_PROMPT_
Make an exact copy of all the records.

━━━━━━━━━━

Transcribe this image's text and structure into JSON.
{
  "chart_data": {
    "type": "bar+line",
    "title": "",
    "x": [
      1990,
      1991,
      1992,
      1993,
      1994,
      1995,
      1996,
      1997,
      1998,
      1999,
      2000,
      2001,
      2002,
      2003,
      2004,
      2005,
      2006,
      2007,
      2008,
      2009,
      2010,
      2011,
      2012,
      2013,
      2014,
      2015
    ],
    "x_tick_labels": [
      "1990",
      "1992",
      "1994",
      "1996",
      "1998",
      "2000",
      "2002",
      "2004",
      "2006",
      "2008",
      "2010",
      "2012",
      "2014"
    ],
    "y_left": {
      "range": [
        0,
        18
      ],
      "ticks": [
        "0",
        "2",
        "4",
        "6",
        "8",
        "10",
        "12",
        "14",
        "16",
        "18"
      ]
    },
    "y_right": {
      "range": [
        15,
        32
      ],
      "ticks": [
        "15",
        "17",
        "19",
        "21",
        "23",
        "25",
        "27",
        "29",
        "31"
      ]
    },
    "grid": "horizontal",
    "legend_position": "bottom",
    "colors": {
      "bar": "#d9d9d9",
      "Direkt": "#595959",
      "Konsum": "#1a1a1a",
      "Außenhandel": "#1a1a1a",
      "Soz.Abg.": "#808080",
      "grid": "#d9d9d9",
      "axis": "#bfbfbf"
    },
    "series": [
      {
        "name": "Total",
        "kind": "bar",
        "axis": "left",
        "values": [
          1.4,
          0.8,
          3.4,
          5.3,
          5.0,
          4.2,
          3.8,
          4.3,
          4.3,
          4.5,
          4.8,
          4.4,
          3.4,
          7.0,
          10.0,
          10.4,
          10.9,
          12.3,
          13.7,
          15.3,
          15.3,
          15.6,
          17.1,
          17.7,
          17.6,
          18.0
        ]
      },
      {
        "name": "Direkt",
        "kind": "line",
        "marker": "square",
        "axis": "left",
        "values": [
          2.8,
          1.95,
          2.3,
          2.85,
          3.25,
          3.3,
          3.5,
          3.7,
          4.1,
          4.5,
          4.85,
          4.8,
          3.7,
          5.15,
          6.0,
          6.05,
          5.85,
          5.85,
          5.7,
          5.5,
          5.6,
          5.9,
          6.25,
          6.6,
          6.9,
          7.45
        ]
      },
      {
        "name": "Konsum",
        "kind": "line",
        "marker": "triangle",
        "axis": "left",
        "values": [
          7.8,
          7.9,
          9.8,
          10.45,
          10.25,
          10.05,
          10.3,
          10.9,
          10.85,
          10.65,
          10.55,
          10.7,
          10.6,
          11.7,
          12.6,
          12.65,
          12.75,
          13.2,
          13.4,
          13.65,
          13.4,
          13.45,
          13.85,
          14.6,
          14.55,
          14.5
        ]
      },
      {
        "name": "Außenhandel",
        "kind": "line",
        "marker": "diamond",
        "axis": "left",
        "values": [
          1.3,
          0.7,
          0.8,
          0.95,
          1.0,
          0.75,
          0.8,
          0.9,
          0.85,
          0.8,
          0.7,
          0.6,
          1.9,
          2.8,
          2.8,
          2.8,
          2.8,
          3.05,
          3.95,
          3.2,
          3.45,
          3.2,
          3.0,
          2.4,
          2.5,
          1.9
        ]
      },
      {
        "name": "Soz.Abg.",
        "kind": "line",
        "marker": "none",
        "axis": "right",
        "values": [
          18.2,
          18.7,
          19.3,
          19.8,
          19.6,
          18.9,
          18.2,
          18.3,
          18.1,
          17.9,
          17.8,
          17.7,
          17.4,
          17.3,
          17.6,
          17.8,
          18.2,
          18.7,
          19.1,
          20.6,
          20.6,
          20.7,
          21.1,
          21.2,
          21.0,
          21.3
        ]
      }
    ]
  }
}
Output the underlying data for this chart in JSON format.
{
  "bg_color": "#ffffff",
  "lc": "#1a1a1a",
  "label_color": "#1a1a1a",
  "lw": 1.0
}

━━━━━━━━━━

_EXERCISE RESPONSE_
Transcribe this image's text and structure into JSON.
{
  "chart_data": {
    "type": "bar+line",
    "title": "",
    "x": [
      1990,
      1991,
      1992,
      1993,
      1994,
      1995,
      1996,
      1997,
      1998,
      1999,
      2000,
      2001,
      2002,
      2003,
      2004,
      2005,
      2006,
      2007,
      2008,
      2009,
      2010,
      2011,
      2012,
      2013,
      2014,
      2015
    ],
    "x_tick_labels": [
      "1990",
      "1992",
      "1994",
      "1996",
      "1998",
      "2000",
      "2002",
      "2004",
      "2006",
      "2008",
      "2010",
      "2012",
      "2014"
    ],
    "y_left": {
      "range": [
        0,
        18
      ],
      "ticks": [
        "0",
        "2",
        "4",
        "6",
        "8",
        "10",
        "12",
        "14",
        "16",
        "18"
      ]
    },
    "y_right": {
      "range": [
        15,
        32
      ],
      "ticks": [
        "15",
        "17",
        "19",
        "21",
        "23",
        "25",
        "27",
        "29",
        "31"
      ]
    },
    "grid": "horizontal",
    "legend_position": "bottom",
    "colors": {
      "bar": "#d9d9d9",
      "Direkt": "#595959",
      "Konsum": "#1a1a1a",
      "Außenhandel": "#1a1a1a",
      "Soz.Abg.": "#808080",
      "grid": "#d9d9d9",
      "axis": "#bfbfbf"
    },
    "series": [
      {
        "name": "Total",
        "kind": "bar",
        "axis": "left",
        "values": [
          1.4,
          0.8,
          3.4,
          5.3,
          5.0,
          4.2,
          3.8,
          4.3,
          4.3,
          4.5,
          4.8,
          4.4,
          3.4,
          7.0,
          10.0,
          10.4,
          10.9,
          12.3,
          13.7,
          15.3,
          15.3,
          15.6,
          17.1,
          17.7,
          17.6,
          18.0
        ]
      },
      {
        "name": "Direkt",
        "kind": "line",
        "marker": "square",
        "axis": "left",
        "values": [
          2.8,
          1.95,
          2.3,
          2.85,
          3.25,
          3.3,
          3.5,
          3.7,
          4.1,
          4.5,
          4.85,
          4.8,
          3.7,
          5.15,
          6.0,
          6.05,
          5.85,
          5.85,
          5.7,
          5.5,
          5.6,
          5.9,
          6.25,
          6.6,
          6.9,
          7.45
        ]
      },
      {
        "name": "Konsum",
        "kind": "line",
        "marker": "triangle",
        "axis": "left",
        "values": [
          7.8,
          7.9,
          9.8,
          10.45,
          10.25,
          10.05,
          10.3,
          10.9,
          10.85,
          10.65,
          10.55,
          10.7,
          10.6,
          11.7,
          12.6,
          12.65,
          12.75,
          13.2,
          13.4,
          13.65,
          13.4,
          13.45,
          13.85,
          14.6,
          14.55,
          14.5
        ]
      },
      {
        "name": "Außenhandel",
        "kind": "line",
        "marker": "diamond",
        "axis": "left",
        "values": [
          1.3,
          0.7,
          0.8,
          0.95,
          1.0,
          0.75,
          0.8,
          0.9,
          0.85,
          0.8,
          0.7,
          0.6,
          1.9,
          2.8,
          2.8,
          2.8,
          2.8,
          3.05,
          3.95,
          3.2,
          3.45,
          3.2,
          3.0,
          2.4,
          2.5,
          1.9
        ]
      },
      {
        "name": "Soz.Abg.",
        "kind": "line",
        "marker": "none",
        "axis": "right",
        "values": [
          18.2,
          18.7,
          19.3,
          19.8,
          19.6,
          18.9,
          18.2,
          18.3,
          18.1,
          17.9,
          17.8,
          17.7,
          17.4,
          17.3,
          17.6,
          17.8,
          18.2,
          18.7,
          19.1,
          20.6,
          20.6,
          20.7,
          21.1,
          21.2,
          21.0,
          21.3
        ]
      }
    ]
  }
}
Output the underlying data for this chart in JSON format.
{
  "bg_color": "#ffffff",
  "lc": "#1a1a1a",
  "label_color": "#1a1a1a",
  "lw": 1.0
}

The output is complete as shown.